→ What to produce
What lines of the data include the string "цветками"? Copy them all.

[Source data]
**********

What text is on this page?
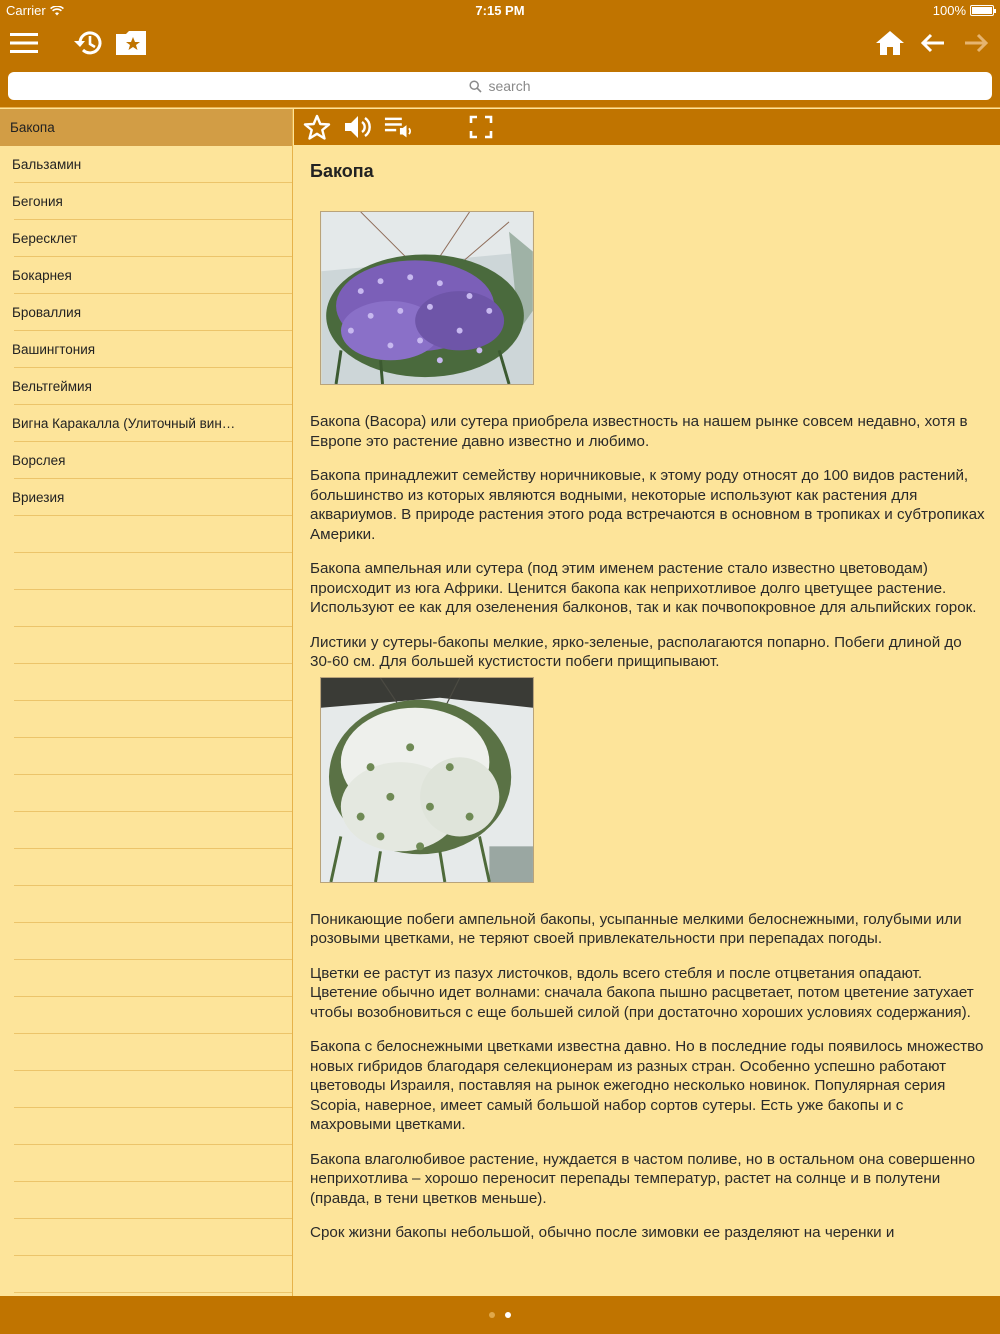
Carrier	7:15 PM	100%
search
Бакопа
Бальзамин
Бегония
Бересклет
Бокарнея
Броваллия
Вашингтония
Вельтгеймия
Вигна Каракалла (Улиточный вин…
Ворслея
Вриезия
Бакопа

Бакопа (Васора) или сутера приобрела известность на нашем рынке совсем недавно, хотя в Европе это растение давно известно и любимо.

Бакопа принадлежит семейству норичниковые, к этому роду относят до 100 видов растений, большинство из которых являются водными, некоторые используют как растения для аквариумов. В природе растения этого рода встречаются в основном в тропиках и субтропиках Америки.

Бакопа ампельная или сутера (под этим именем растение стало известно цветоводам) происходит из юга Африки. Ценится бакопа как неприхотливое долго цветущее растение. Используют ее как для озеленения балконов, так и как почвопокровное для альпийских горок.

Листики у сутеры-бакопы мелкие, ярко-зеленые, располагаются попарно. Побеги длиной до 30-60 см. Для большей кустистости побеги прищипывают.

Поникающие побеги ампельной бакопы, усыпанные мелкими белоснежными, голубыми или розовыми цветками, не теряют своей привлекательности при перепадах погоды.

Цветки ее растут из пазух листочков, вдоль всего стебля и после отцветания опадают. Цветение обычно идет волнами: сначала бакопа пышно расцветает, потом цветение затухает чтобы возобновиться с еще большей силой (при достаточно хороших условиях содержания).

Бакопа с белоснежными цветками известна давно. Но в последние годы появилось множество новых гибридов благодаря селекционерам из разных стран. Особенно успешно работают цветоводы Израиля, поставляя на рынок ежегодно несколько новинок. Популярная серия Scopia, наверное, имеет самый большой набор сортов сутеры. Есть уже бакопы и с махровыми цветками.

Бакопа влаголюбивое растение, нуждается в частом поливе, но в остальном она совершенно неприхотлива – хорошо переносит перепады температур, растет на солнце и в полутени (правда, в тени цветков меньше).

Срок жизни бакопы небольшой, обычно после зимовки ее разделяют на черенки и
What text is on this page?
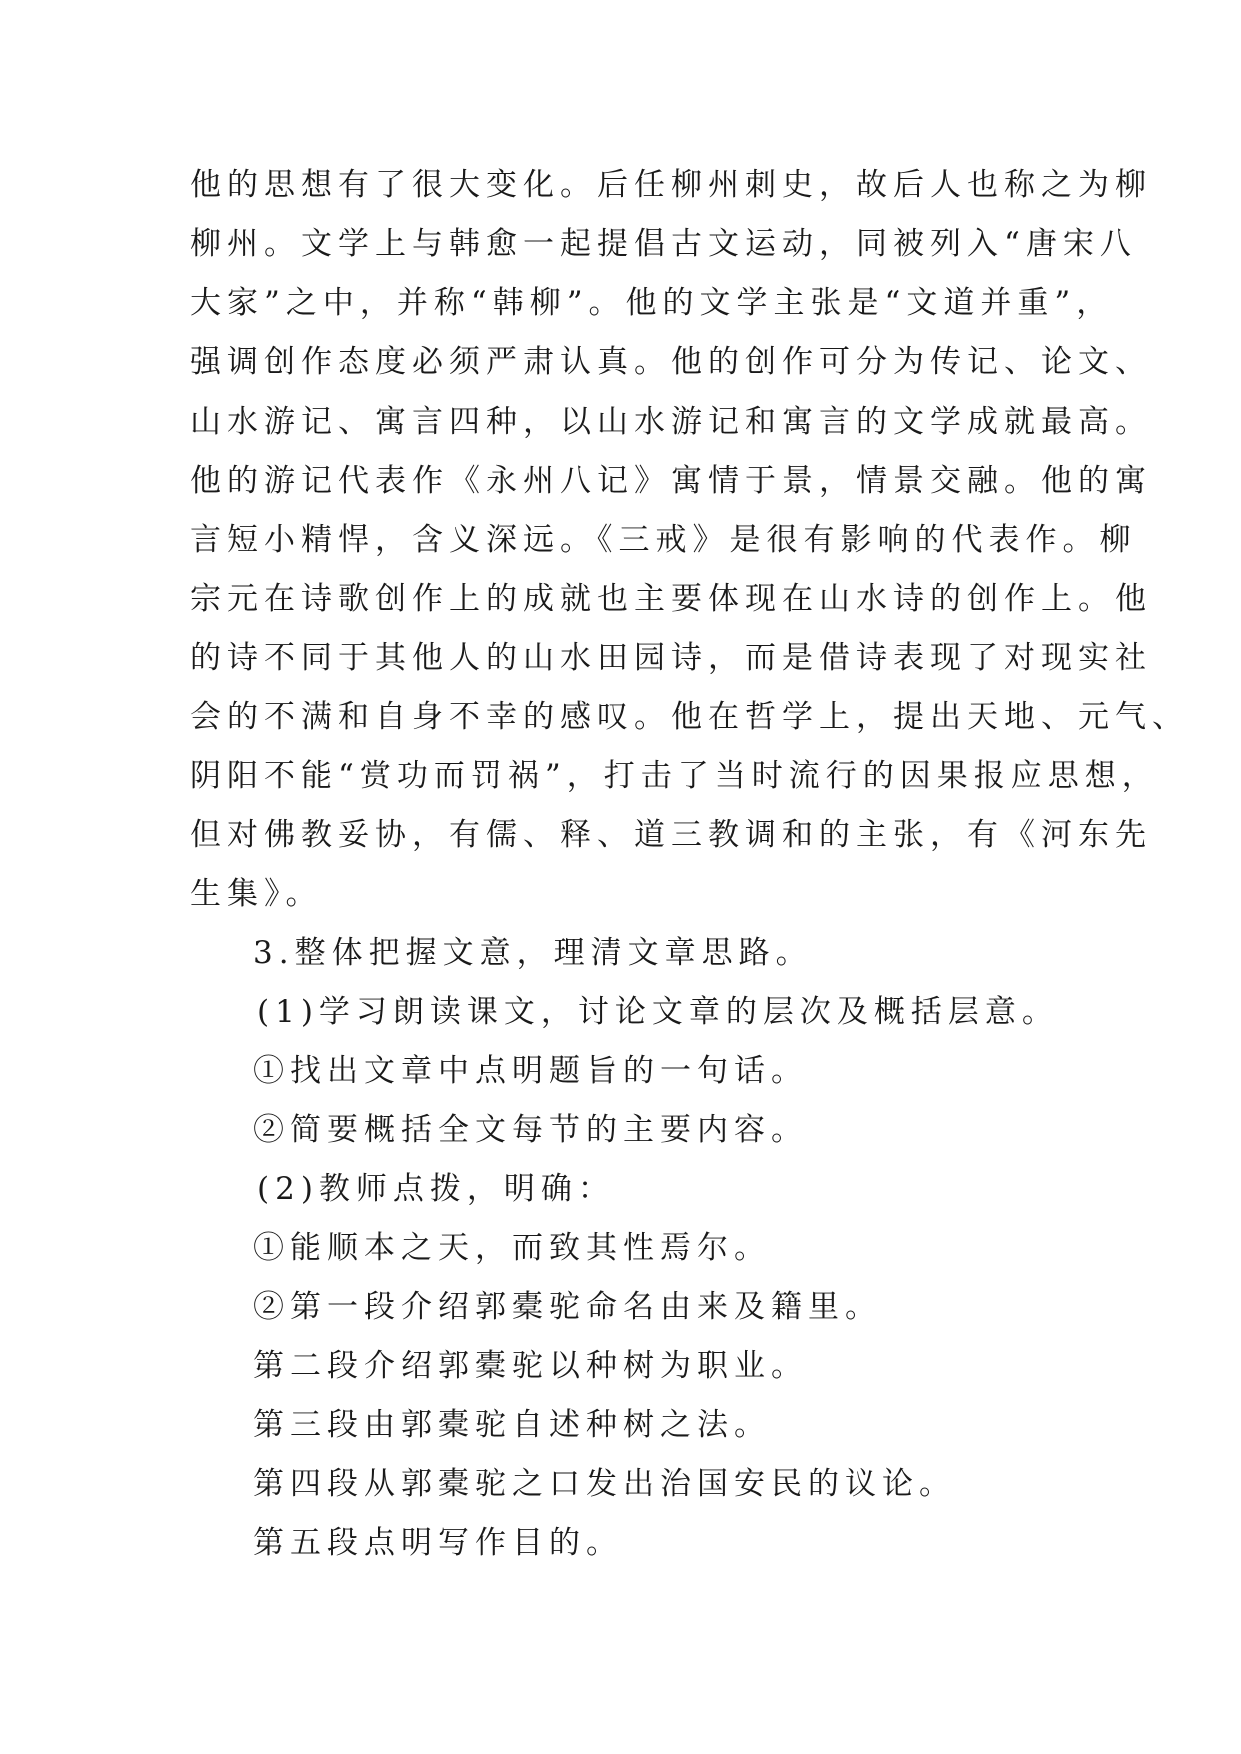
他的思想有了很大变化。后任柳州刺史，故后人也称之为柳
柳州。文学上与韩愈一起提倡古文运动，同被列入“唐宋八
大家”之中，并称“韩柳”。他的文学主张是“文道并重”，
强调创作态度必须严肃认真。他的创作可分为传记、论文、
山水游记、寓言四种，以山水游记和寓言的文学成就最高。
他的游记代表作《永州八记》寓情于景，情景交融。他的寓
言短小精悍，含义深远。《三戒》是很有影响的代表作。柳
宗元在诗歌创作上的成就也主要体现在山水诗的创作上。他
的诗不同于其他人的山水田园诗，而是借诗表现了对现实社
会的不满和自身不幸的感叹。他在哲学上，提出天地、元气、
阴阳不能“赏功而罚祸”，打击了当时流行的因果报应思想，
但对佛教妥协，有儒、释、道三教调和的主张，有《河东先
生集》。
3.整体把握文意，理清文章思路。
(1)学习朗读课文，讨论文章的层次及概括层意。
①找出文章中点明题旨的一句话。
②简要概括全文每节的主要内容。
(2)教师点拨，明确：
①能顺本之天，而致其性焉尔。
②第一段介绍郭橐驼命名由来及籍里。
第二段介绍郭橐驼以种树为职业。
第三段由郭橐驼自述种树之法。
第四段从郭橐驼之口发出治国安民的议论。
第五段点明写作目的。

**********

→ Answer for the task
Поникающие побеги ампельной бакопы, усыпанные мелкими белоснежными, голубыми или розовыми цветками, не теряют своей привлекательности при перепадах погоды.
Бакопа с белоснежными цветками известна давно. Но в последние годы появилось множество новых гибридов благодаря селекционерам из разных стран. Особенно успешно работают цветоводы Израиля, поставляя на рынок ежегодно несколько новинок. Популярная серия Scopia, наверное, имеет самый большой набор сортов сутеры. Есть уже бакопы и с махровыми цветками.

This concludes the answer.